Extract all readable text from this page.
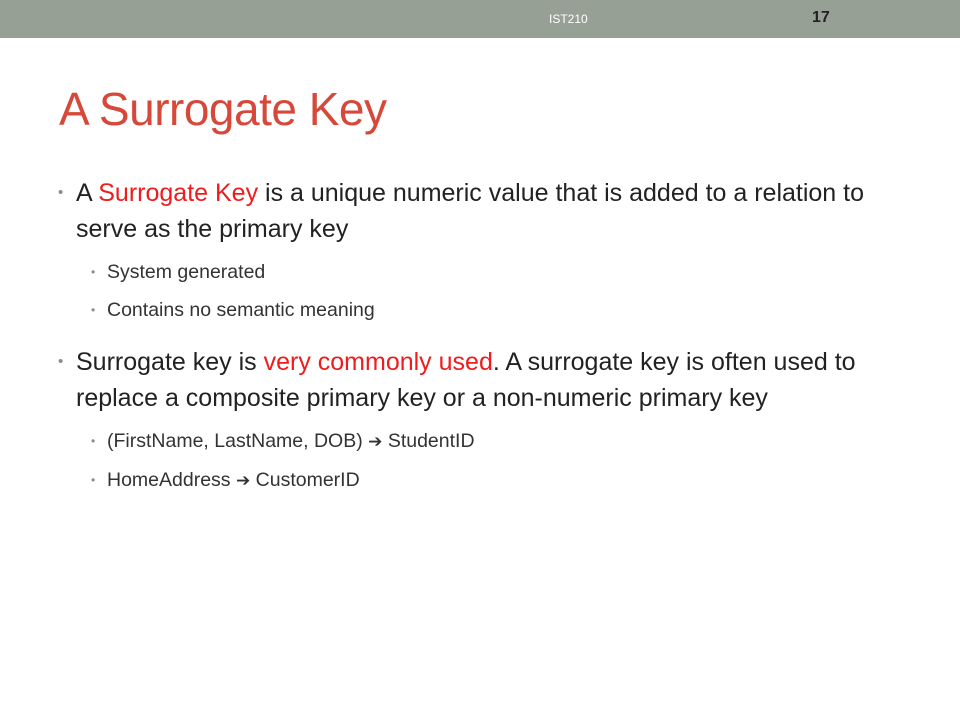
IST210	17
A Surrogate Key
• A Surrogate Key is a unique numeric value that is added to a relation to serve as the primary key
• System generated
• Contains no semantic meaning
• Surrogate key is very commonly used. A surrogate key is often used to replace a composite primary key or a non-numeric primary key
• (FirstName, LastName, DOB) ➔ StudentID
• HomeAddress ➔ CustomerID
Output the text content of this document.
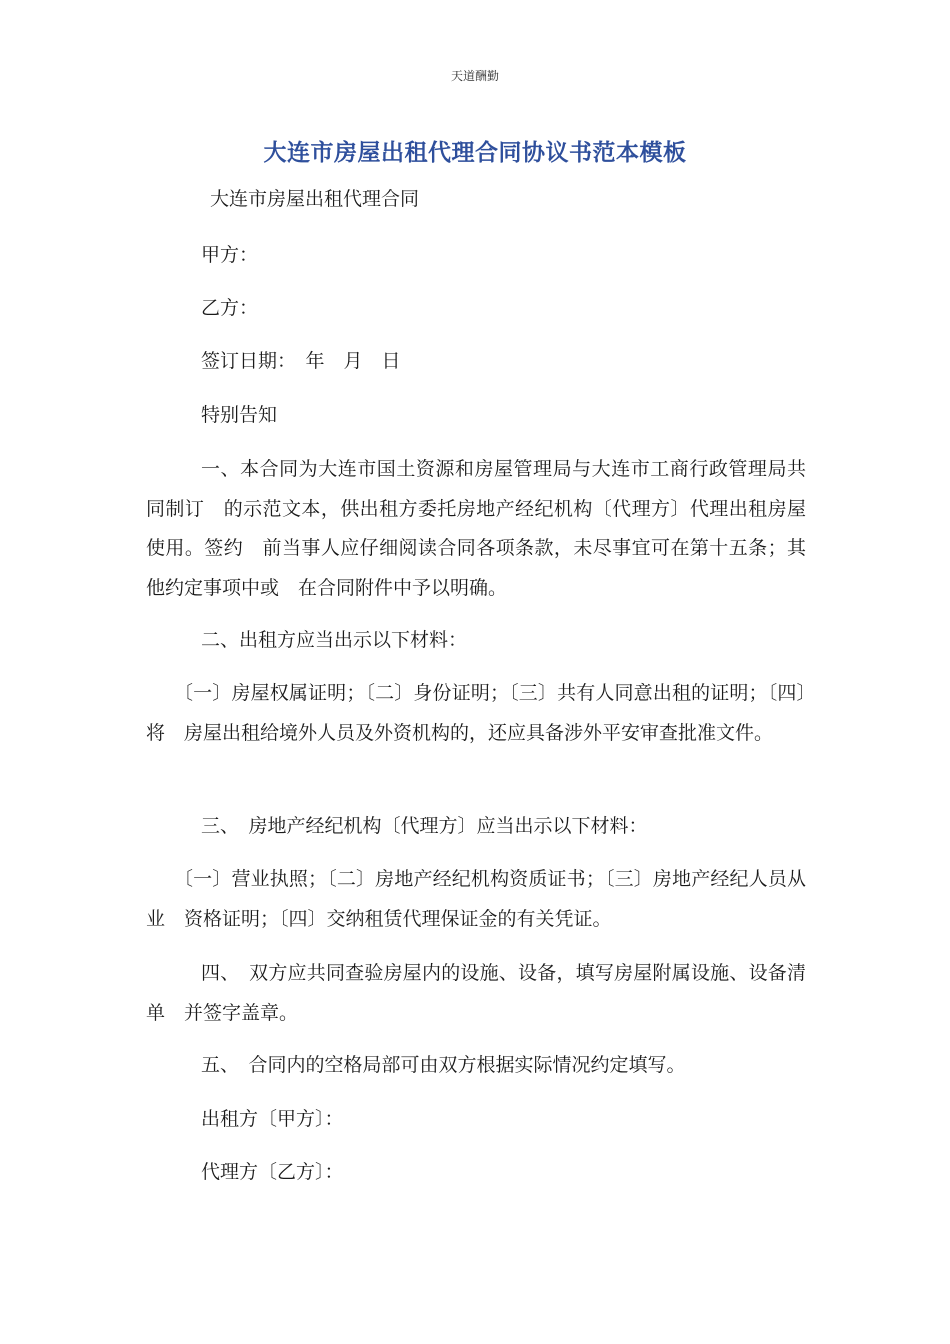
天道酬勤
大连市房屋出租代理合同协议书范本模板
大连市房屋出租代理合同
甲方：
乙方：
签订日期：　年　月　日
特别告知
一、本合同为大连市国土资源和房屋管理局与大连市工商行政管理局共同制订　的示范文本，供出租方委托房地产经纪机构〔代理方〕代理出租房屋使用。签约　前当事人应仔细阅读合同各项条款，未尽事宜可在第十五条；其他约定事项中或　在合同附件中予以明确。
二、出租方应当出示以下材料：
〔一〕房屋权属证明；〔二〕身份证明；〔三〕共有人同意出租的证明；〔四〕将　房屋出租给境外人员及外资机构的，还应具备涉外平安审查批准文件。
三、　房地产经纪机构〔代理方〕应当出示以下材料：
〔一〕营业执照；〔二〕房地产经纪机构资质证书；〔三〕房地产经纪人员从业　资格证明；〔四〕交纳租赁代理保证金的有关凭证。
四、　双方应共同查验房屋内的设施、设备，填写房屋附属设施、设备清单　并签字盖章。
五、　合同内的空格局部可由双方根据实际情况约定填写。
出租方〔甲方〕：
代理方〔乙方〕：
┄┄┄┄┄┄
▶ _Goal of the exercise_: All the records above need to be given again word for word. Skip the pictures.

▶ _Written response_:
Extract all readable text from this page.
IST210	17
A Surrogate Key
• A Surrogate Key is a unique numeric value that is added to a relation to serve as the primary key
• System generated
• Contains no semantic meaning
• Surrogate key is very commonly used. A surrogate key is often used to replace a composite primary key or a non-numeric primary key
• (FirstName, LastName, DOB) ➔ StudentID
• HomeAddress ➔ CustomerID
Output the text content of this document.
天道酬勤
大连市房屋出租代理合同协议书范本模板
大连市房屋出租代理合同
甲方：
乙方：
签订日期：　年　月　日
特别告知
一、本合同为大连市国土资源和房屋管理局与大连市工商行政管理局共同制订　的示范文本，供出租方委托房地产经纪机构〔代理方〕代理出租房屋使用。签约　前当事人应仔细阅读合同各项条款，未尽事宜可在第十五条；其他约定事项中或　在合同附件中予以明确。
二、出租方应当出示以下材料：
〔一〕房屋权属证明；〔二〕身份证明；〔三〕共有人同意出租的证明；〔四〕将　房屋出租给境外人员及外资机构的，还应具备涉外平安审查批准文件。
三、　房地产经纪机构〔代理方〕应当出示以下材料：
〔一〕营业执照；〔二〕房地产经纪机构资质证书；〔三〕房地产经纪人员从业　资格证明；〔四〕交纳租赁代理保证金的有关凭证。
四、　双方应共同查验房屋内的设施、设备，填写房屋附属设施、设备清单　并签字盖章。
五、　合同内的空格局部可由双方根据实际情况约定填写。
出租方〔甲方〕：
代理方〔乙方〕：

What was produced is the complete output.